Give a verbatim copy of the lines below, minus the pictures.

[Records from a collection of figures]
------------------------

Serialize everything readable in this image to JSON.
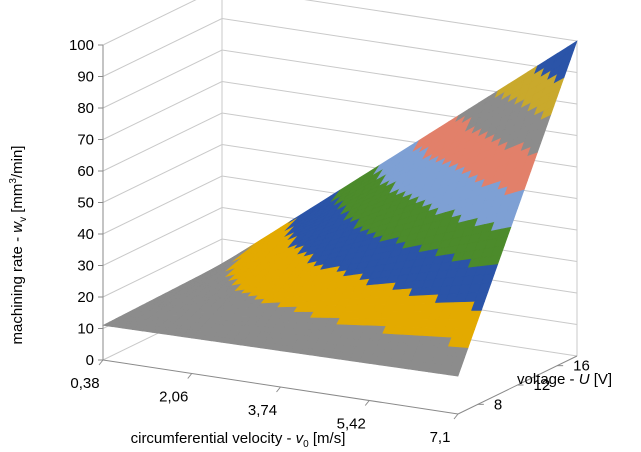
{
  "chart_data": {
    "type": "surface",
    "zlabel": {
      "prefix": "machining rate - ",
      "var": "w",
      "sub": "v",
      "unit_pre": " [mm",
      "unit_sup": "3",
      "unit_post": "/min]"
    },
    "xlabel": {
      "prefix": "circumferential velocity - ",
      "var": "v",
      "sub": "0",
      "unit": " [m/s]"
    },
    "ylabel": {
      "prefix": "voltage - ",
      "var": "U",
      "unit": " [V]"
    },
    "x_ticks": [
      "0,38",
      "2,06",
      "3,74",
      "5,42",
      "7,1"
    ],
    "y_ticks": [
      "8",
      "12",
      "16"
    ],
    "z_ticks": [
      "0",
      "10",
      "20",
      "30",
      "40",
      "50",
      "60",
      "70",
      "80",
      "90",
      "100"
    ],
    "xlim": [
      0.38,
      7.1
    ],
    "ylim": [
      6,
      18
    ],
    "zlim": [
      0,
      100
    ],
    "surface": {
      "description": "machining rate rises with voltage and circumferential velocity",
      "band_step": 10,
      "corner_values": [
        {
          "x": 0.38,
          "y": 6,
          "z": 11
        },
        {
          "x": 7.1,
          "y": 6,
          "z": 12
        },
        {
          "x": 0.38,
          "y": 18,
          "z": 12
        },
        {
          "x": 7.1,
          "y": 18,
          "z": 100
        }
      ]
    },
    "band_colors": [
      "#e46c1e",
      "#8c8c8c",
      "#e3aa00",
      "#2b54a8",
      "#4c8b2b",
      "#7ea0d4",
      "#e2806a",
      "#8c8c8c",
      "#c9a92c",
      "#2b54a8"
    ]
  }
}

------------------------

• The result
Serialize everything readable in this image to JSON.
{
  "chart_data": {
    "type": "surface",
    "zlabel": {
      "prefix": "machining rate - ",
      "var": "w",
      "sub": "v",
      "unit_pre": " [mm",
      "unit_sup": "3",
      "unit_post": "/min]"
    },
    "xlabel": {
      "prefix": "circumferential velocity - ",
      "var": "v",
      "sub": "0",
      "unit": " [m/s]"
    },
    "ylabel": {
      "prefix": "voltage - ",
      "var": "U",
      "unit": " [V]"
    },
    "x_ticks": [
      "0,38",
      "2,06",
      "3,74",
      "5,42",
      "7,1"
    ],
    "y_ticks": [
      "8",
      "12",
      "16"
    ],
    "z_ticks": [
      "0",
      "10",
      "20",
      "30",
      "40",
      "50",
      "60",
      "70",
      "80",
      "90",
      "100"
    ],
    "xlim": [
      0.38,
      7.1
    ],
    "ylim": [
      6,
      18
    ],
    "zlim": [
      0,
      100
    ],
    "surface": {
      "description": "machining rate rises with voltage and circumferential velocity",
      "band_step": 10,
      "corner_values": [
        {
          "x": 0.38,
          "y": 6,
          "z": 11
        },
        {
          "x": 7.1,
          "y": 6,
          "z": 12
        },
        {
          "x": 0.38,
          "y": 18,
          "z": 12
        },
        {
          "x": 7.1,
          "y": 18,
          "z": 100
        }
      ]
    },
    "band_colors": [
      "#e46c1e",
      "#8c8c8c",
      "#e3aa00",
      "#2b54a8",
      "#4c8b2b",
      "#7ea0d4",
      "#e2806a",
      "#8c8c8c",
      "#c9a92c",
      "#2b54a8"
    ]
  }
}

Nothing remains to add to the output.